**Provided entries:**

--- --- ---

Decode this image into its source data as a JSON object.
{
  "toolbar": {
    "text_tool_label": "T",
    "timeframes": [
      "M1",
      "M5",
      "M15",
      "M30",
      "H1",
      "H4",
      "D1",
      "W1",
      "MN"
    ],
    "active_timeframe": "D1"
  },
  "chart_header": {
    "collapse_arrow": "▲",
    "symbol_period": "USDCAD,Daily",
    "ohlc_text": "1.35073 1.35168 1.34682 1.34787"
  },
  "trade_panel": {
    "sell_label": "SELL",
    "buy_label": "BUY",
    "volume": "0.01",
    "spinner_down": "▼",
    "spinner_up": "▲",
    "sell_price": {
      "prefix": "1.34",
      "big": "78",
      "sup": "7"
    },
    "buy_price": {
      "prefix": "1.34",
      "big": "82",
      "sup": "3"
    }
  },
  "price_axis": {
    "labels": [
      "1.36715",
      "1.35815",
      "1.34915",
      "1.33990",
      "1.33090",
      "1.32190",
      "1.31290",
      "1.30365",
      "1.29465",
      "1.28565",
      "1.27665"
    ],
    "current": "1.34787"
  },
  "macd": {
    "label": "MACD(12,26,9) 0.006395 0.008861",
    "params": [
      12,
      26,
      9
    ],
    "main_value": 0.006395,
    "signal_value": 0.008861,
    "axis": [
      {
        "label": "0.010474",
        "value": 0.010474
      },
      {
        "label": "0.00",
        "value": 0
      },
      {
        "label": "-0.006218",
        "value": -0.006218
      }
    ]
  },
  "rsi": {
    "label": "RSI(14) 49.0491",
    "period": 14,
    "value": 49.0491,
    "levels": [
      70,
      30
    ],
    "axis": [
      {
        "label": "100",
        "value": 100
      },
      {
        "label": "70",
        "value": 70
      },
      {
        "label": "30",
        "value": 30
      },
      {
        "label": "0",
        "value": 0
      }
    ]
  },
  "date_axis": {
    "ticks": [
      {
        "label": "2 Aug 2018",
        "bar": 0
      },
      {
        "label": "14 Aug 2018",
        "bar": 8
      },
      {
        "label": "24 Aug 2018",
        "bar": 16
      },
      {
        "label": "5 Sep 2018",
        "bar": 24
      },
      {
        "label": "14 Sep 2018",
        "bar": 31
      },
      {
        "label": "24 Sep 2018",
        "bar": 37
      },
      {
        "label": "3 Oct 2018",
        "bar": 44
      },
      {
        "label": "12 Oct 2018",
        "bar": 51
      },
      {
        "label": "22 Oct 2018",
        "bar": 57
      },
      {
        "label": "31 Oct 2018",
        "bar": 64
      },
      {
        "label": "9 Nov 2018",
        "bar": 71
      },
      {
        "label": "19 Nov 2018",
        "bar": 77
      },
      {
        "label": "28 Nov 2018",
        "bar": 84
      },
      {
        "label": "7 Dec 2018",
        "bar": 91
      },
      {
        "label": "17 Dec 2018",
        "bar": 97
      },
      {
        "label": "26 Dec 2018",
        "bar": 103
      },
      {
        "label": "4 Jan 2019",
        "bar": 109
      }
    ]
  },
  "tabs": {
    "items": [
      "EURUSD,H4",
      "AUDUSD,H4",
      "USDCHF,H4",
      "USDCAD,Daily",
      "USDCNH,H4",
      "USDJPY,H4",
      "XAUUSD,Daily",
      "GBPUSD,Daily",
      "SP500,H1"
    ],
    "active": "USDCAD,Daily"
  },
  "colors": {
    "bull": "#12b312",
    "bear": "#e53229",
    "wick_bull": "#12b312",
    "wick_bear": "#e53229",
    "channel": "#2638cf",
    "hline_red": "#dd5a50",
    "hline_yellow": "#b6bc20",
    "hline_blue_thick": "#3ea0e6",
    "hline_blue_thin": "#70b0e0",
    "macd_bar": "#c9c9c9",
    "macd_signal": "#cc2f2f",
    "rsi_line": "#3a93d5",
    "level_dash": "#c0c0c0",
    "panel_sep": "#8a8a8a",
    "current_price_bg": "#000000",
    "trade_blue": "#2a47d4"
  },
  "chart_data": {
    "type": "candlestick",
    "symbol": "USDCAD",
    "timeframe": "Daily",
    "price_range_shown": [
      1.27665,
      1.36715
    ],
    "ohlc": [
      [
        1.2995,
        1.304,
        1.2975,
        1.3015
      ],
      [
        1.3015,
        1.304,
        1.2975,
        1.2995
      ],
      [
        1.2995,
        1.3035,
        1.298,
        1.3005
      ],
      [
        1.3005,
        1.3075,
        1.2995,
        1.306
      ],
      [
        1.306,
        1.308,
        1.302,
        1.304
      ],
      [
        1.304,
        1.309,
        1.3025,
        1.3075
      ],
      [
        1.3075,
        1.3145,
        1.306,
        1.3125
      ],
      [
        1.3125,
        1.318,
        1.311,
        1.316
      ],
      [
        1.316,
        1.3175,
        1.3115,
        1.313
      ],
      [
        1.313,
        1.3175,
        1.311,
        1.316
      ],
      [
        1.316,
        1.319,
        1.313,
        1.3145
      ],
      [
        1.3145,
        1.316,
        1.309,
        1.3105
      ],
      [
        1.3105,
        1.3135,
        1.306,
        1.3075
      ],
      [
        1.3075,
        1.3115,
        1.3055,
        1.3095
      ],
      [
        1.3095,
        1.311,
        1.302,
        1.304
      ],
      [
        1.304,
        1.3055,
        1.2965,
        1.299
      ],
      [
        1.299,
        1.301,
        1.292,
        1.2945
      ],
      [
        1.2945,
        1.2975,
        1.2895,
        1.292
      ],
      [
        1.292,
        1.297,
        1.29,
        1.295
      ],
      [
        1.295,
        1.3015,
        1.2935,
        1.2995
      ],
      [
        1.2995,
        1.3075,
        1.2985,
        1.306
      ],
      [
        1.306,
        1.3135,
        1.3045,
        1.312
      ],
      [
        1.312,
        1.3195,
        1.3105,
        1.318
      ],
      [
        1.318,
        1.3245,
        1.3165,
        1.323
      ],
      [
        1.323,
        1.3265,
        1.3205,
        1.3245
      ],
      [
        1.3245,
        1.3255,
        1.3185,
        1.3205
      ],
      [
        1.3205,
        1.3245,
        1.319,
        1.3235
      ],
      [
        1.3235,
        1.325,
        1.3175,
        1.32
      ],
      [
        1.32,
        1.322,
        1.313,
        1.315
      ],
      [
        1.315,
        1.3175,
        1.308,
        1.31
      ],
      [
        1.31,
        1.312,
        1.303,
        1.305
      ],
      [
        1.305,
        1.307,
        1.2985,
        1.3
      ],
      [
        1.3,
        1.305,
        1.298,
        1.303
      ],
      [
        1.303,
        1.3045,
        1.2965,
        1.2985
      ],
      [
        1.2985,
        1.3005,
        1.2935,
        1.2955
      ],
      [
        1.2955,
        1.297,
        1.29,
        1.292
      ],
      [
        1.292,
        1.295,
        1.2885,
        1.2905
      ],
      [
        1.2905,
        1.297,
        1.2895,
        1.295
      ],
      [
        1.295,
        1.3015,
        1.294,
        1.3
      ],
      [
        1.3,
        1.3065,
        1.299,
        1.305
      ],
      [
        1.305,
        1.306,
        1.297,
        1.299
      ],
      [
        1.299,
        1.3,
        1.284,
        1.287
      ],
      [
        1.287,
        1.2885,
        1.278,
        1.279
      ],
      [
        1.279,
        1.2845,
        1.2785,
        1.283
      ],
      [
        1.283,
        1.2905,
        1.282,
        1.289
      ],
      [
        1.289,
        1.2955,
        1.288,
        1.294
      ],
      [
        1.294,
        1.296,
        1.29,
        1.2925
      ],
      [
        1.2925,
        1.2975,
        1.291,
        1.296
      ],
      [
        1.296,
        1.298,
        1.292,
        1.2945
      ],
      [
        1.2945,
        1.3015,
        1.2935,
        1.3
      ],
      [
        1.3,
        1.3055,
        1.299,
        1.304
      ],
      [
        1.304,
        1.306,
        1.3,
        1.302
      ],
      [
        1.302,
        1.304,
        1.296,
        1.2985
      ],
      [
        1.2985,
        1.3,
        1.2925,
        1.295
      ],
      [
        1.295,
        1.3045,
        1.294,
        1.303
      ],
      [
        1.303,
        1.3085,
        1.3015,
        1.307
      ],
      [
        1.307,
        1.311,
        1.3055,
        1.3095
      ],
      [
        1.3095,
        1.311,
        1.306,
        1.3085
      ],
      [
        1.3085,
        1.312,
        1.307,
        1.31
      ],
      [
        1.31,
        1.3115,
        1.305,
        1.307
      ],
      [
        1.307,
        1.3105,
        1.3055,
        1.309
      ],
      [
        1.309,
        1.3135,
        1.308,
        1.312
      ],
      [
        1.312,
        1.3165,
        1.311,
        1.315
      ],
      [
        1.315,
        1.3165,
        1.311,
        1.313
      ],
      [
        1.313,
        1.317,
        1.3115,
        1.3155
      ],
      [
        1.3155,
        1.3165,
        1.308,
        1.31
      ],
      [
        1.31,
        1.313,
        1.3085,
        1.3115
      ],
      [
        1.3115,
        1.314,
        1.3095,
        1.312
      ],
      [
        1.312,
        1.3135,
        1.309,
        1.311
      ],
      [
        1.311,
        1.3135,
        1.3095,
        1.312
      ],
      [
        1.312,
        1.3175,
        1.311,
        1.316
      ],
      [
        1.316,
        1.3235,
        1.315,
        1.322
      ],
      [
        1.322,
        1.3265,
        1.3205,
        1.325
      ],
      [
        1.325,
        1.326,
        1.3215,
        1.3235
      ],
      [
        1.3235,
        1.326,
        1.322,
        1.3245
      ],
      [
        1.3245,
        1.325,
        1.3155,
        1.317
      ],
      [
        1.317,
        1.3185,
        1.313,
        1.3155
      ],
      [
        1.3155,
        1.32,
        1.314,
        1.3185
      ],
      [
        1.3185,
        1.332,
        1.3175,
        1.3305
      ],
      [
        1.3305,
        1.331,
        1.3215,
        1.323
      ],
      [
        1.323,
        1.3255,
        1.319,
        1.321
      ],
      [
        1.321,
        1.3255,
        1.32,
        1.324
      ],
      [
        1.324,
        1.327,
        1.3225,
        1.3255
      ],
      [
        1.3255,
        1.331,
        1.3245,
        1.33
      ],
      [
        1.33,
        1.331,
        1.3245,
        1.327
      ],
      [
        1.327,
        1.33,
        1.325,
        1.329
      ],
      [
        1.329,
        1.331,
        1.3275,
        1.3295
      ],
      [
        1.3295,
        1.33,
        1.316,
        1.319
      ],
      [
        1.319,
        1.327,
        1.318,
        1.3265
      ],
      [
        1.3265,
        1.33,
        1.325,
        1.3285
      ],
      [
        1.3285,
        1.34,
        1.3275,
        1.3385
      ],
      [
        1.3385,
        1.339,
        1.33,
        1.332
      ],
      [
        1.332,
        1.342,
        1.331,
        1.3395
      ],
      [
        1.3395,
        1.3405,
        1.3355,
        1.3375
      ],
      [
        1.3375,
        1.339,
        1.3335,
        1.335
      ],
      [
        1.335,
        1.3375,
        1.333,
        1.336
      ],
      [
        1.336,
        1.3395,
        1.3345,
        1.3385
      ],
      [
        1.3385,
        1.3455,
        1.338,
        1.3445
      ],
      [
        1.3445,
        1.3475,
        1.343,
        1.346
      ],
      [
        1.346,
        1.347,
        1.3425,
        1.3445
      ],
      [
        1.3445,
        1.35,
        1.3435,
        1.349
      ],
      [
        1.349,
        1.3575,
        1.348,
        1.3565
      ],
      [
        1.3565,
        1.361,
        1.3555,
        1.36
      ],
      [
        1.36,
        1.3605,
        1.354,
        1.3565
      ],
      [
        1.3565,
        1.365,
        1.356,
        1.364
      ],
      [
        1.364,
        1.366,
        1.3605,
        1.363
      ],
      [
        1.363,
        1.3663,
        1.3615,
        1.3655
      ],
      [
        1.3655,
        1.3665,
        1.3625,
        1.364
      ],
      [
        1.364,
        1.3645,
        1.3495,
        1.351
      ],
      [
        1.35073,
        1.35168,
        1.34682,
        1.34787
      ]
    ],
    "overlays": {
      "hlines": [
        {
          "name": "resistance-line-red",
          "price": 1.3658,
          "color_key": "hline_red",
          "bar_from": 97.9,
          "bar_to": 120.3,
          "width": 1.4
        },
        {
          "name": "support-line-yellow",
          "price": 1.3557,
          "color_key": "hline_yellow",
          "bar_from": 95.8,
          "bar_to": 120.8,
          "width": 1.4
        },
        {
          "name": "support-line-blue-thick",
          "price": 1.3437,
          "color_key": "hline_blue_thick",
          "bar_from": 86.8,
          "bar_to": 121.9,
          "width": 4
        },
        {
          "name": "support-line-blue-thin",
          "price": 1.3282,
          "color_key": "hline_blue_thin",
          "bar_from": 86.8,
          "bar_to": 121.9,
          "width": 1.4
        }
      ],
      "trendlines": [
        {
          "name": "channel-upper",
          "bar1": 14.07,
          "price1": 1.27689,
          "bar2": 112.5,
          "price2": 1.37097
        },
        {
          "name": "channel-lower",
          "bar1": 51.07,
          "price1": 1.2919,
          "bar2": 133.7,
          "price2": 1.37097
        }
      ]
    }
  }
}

--- --- ---

**The exercise:** Take every line that includes the string "name" and copy it.

**Exercise solution:**
          "name": "resistance-line-red",
          "name": "support-line-yellow",
          "name": "support-line-blue-thick",
          "name": "support-line-blue-thin",
          "name": "channel-upper",
          "name": "channel-lower",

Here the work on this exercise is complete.